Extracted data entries
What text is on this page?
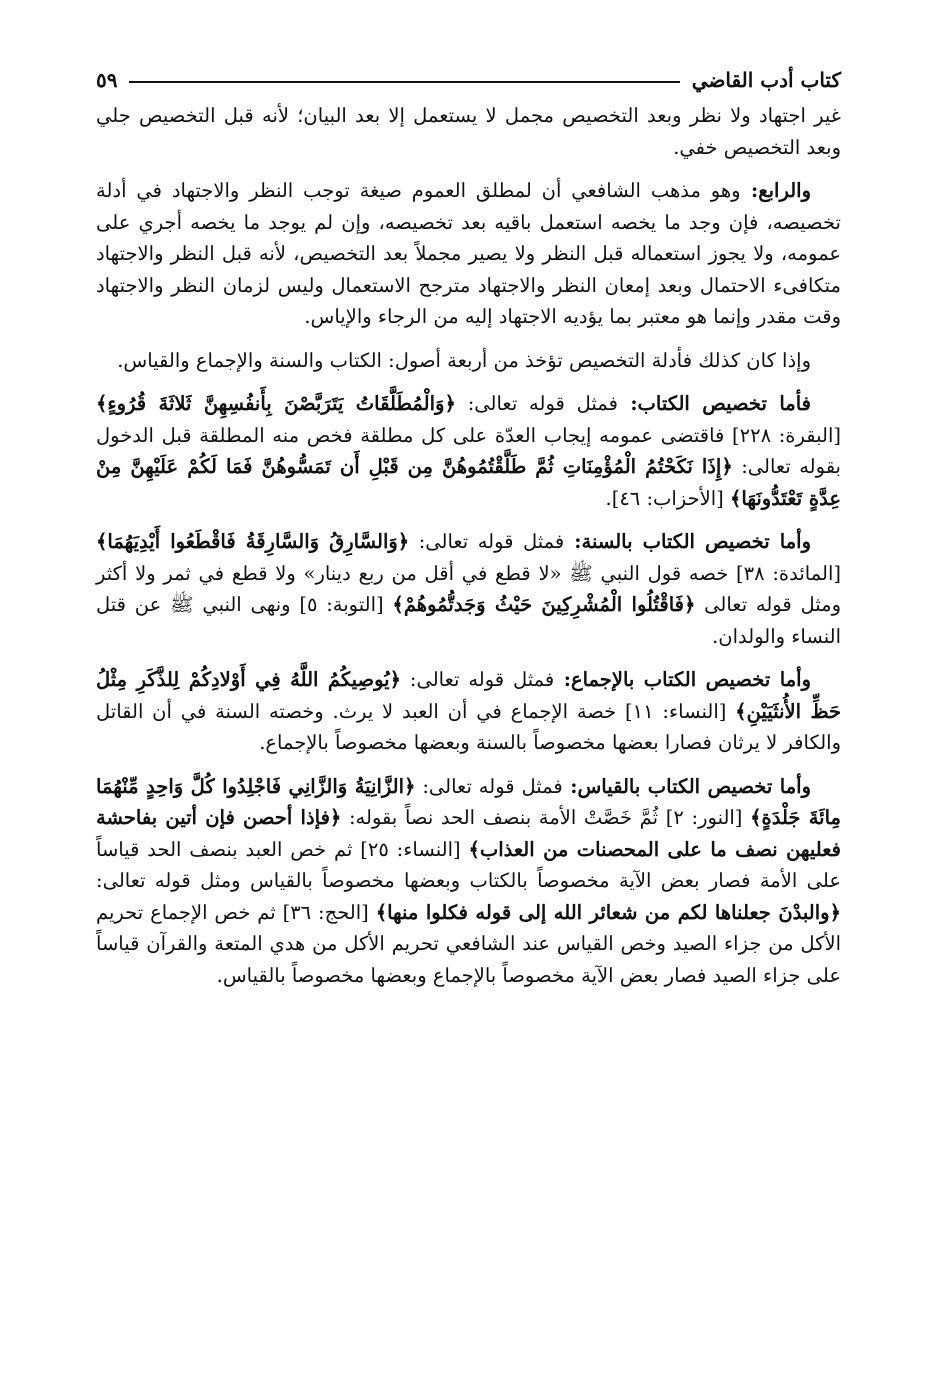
كتاب أدب القاضي
٥٩

غير اجتهاد ولا نظر وبعد التخصيص مجمل لا يستعمل إلا بعد البيان؛ لأنه قبل التخصيص جلي وبعد التخصيص خفي.

والرابع: وهو مذهب الشافعي أن لمطلق العموم صيغة توجب النظر والاجتهاد في أدلة تخصيصه، فإن وجد ما يخصه استعمل باقيه بعد تخصيصه، وإن لم يوجد ما يخصه أجري على عمومه، ولا يجوز استعماله قبل النظر ولا يصير مجملاً بعد التخصيص، لأنه قبل النظر والاجتهاد متكافىء الاحتمال وبعد إمعان النظر والاجتهاد مترجح الاستعمال وليس لزمان النظر والاجتهاد وقت مقدر وإنما هو معتبر بما يؤديه الاجتهاد إليه من الرجاء والإياس.

وإذا كان كذلك فأدلة التخصيص تؤخذ من أربعة أصول: الكتاب والسنة والإجماع والقياس.

فأما تخصيص الكتاب: فمثل قوله تعالى: ﴿وَالْمُطَلَّقَاتُ يَتَرَبَّصْنَ بِأَنفُسِهِنَّ ثَلاثَةَ قُرُوءٍ﴾ [البقرة: ٢٢٨] فاقتضى عمومه إيجاب العدّة على كل مطلقة فخص منه المطلقة قبل الدخول بقوله تعالى: ﴿إِذَا نَكَحْتُمُ الْمُؤْمِنَاتِ ثُمَّ طَلَّقْتُمُوهُنَّ مِن قَبْلِ أَن تَمَسُّوهُنَّ فَمَا لَكُمْ عَلَيْهِنَّ مِنْ عِدَّةٍ تَعْتَدُّونَهَا﴾ [الأحزاب: ٤٦].

وأما تخصيص الكتاب بالسنة: فمثل قوله تعالى: ﴿وَالسَّارِقُ وَالسَّارِقَةُ فَاقْطَعُوا أَيْدِيَهُمَا﴾ [المائدة: ٣٨] خصه قول النبي ﷺ «لا قطع في أقل من ربع دينار» ولا قطع في ثمر ولا أكثر ومثل قوله تعالى ﴿فَاقْتُلُوا الْمُشْرِكِينَ حَيْثُ وَجَدتُّمُوهُمْ﴾ [التوبة: ٥] ونهى النبي ﷺ عن قتل النساء والولدان.

وأما تخصيص الكتاب بالإجماع: فمثل قوله تعالى: ﴿يُوصِيكُمُ اللَّهُ فِي أَوْلادِكُمْ لِلذَّكَرِ مِثْلُ حَظِّ الأُنثَيَيْنِ﴾ [النساء: ١١] خصة الإجماع في أن العبد لا يرث. وخصته السنة في أن القاتل والكافر لا يرثان فصارا بعضها مخصوصاً بالسنة وبعضها مخصوصاً بالإجماع.

وأما تخصيص الكتاب بالقياس: فمثل قوله تعالى: ﴿الزَّانِيَةُ وَالزَّانِي فَاجْلِدُوا كُلَّ وَاحِدٍ مِّنْهُمَا مِائَةَ جَلْدَةٍ﴾ [النور: ٢] ثُمَّ خَصَّتْ الأمة بنصف الحد نصاً بقوله: ﴿فإذا أحصن فإن أتين بفاحشة فعليهن نصف ما على المحصنات من العذاب﴾ [النساء: ٢٥] ثم خص العبد بنصف الحد قياساً على الأمة فصار بعض الآية مخصوصاً بالكتاب وبعضها مخصوصاً بالقياس ومثل قوله تعالى: ﴿والبدْنَ جعلناها لكم من شعائر الله إلى قوله فكلوا منها﴾ [الحج: ٣٦] ثم خص الإجماع تحريم الأكل من جزاء الصيد وخص القياس عند الشافعي تحريم الأكل من هدي المتعة والقرآن قياساً على جزاء الصيد فصار بعض الآية مخصوصاً بالإجماع وبعضها مخصوصاً بالقياس.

◆ **GIVEN TASK**: Extract the full listing exactly, with the pictures left out.

◆ **RESPONSE BELOW**:
What text is on this page?
كتاب أدب القاضي
٥٩

غير اجتهاد ولا نظر وبعد التخصيص مجمل لا يستعمل إلا بعد البيان؛ لأنه قبل التخصيص جلي وبعد التخصيص خفي.

والرابع: وهو مذهب الشافعي أن لمطلق العموم صيغة توجب النظر والاجتهاد في أدلة تخصيصه، فإن وجد ما يخصه استعمل باقيه بعد تخصيصه، وإن لم يوجد ما يخصه أجري على عمومه، ولا يجوز استعماله قبل النظر ولا يصير مجملاً بعد التخصيص، لأنه قبل النظر والاجتهاد متكافىء الاحتمال وبعد إمعان النظر والاجتهاد مترجح الاستعمال وليس لزمان النظر والاجتهاد وقت مقدر وإنما هو معتبر بما يؤديه الاجتهاد إليه من الرجاء والإياس.

وإذا كان كذلك فأدلة التخصيص تؤخذ من أربعة أصول: الكتاب والسنة والإجماع والقياس.

فأما تخصيص الكتاب: فمثل قوله تعالى: ﴿وَالْمُطَلَّقَاتُ يَتَرَبَّصْنَ بِأَنفُسِهِنَّ ثَلاثَةَ قُرُوءٍ﴾ [البقرة: ٢٢٨] فاقتضى عمومه إيجاب العدّة على كل مطلقة فخص منه المطلقة قبل الدخول بقوله تعالى: ﴿إِذَا نَكَحْتُمُ الْمُؤْمِنَاتِ ثُمَّ طَلَّقْتُمُوهُنَّ مِن قَبْلِ أَن تَمَسُّوهُنَّ فَمَا لَكُمْ عَلَيْهِنَّ مِنْ عِدَّةٍ تَعْتَدُّونَهَا﴾ [الأحزاب: ٤٦].

وأما تخصيص الكتاب بالسنة: فمثل قوله تعالى: ﴿وَالسَّارِقُ وَالسَّارِقَةُ فَاقْطَعُوا أَيْدِيَهُمَا﴾ [المائدة: ٣٨] خصه قول النبي ﷺ «لا قطع في أقل من ربع دينار» ولا قطع في ثمر ولا أكثر ومثل قوله تعالى ﴿فَاقْتُلُوا الْمُشْرِكِينَ حَيْثُ وَجَدتُّمُوهُمْ﴾ [التوبة: ٥] ونهى النبي ﷺ عن قتل النساء والولدان.

وأما تخصيص الكتاب بالإجماع: فمثل قوله تعالى: ﴿يُوصِيكُمُ اللَّهُ فِي أَوْلادِكُمْ لِلذَّكَرِ مِثْلُ حَظِّ الأُنثَيَيْنِ﴾ [النساء: ١١] خصة الإجماع في أن العبد لا يرث. وخصته السنة في أن القاتل والكافر لا يرثان فصارا بعضها مخصوصاً بالسنة وبعضها مخصوصاً بالإجماع.

وأما تخصيص الكتاب بالقياس: فمثل قوله تعالى: ﴿الزَّانِيَةُ وَالزَّانِي فَاجْلِدُوا كُلَّ وَاحِدٍ مِّنْهُمَا مِائَةَ جَلْدَةٍ﴾ [النور: ٢] ثُمَّ خَصَّتْ الأمة بنصف الحد نصاً بقوله: ﴿فإذا أحصن فإن أتين بفاحشة فعليهن نصف ما على المحصنات من العذاب﴾ [النساء: ٢٥] ثم خص العبد بنصف الحد قياساً على الأمة فصار بعض الآية مخصوصاً بالكتاب وبعضها مخصوصاً بالقياس ومثل قوله تعالى: ﴿والبدْنَ جعلناها لكم من شعائر الله إلى قوله فكلوا منها﴾ [الحج: ٣٦] ثم خص الإجماع تحريم الأكل من جزاء الصيد وخص القياس عند الشافعي تحريم الأكل من هدي المتعة والقرآن قياساً على جزاء الصيد فصار بعض الآية مخصوصاً بالإجماع وبعضها مخصوصاً بالقياس.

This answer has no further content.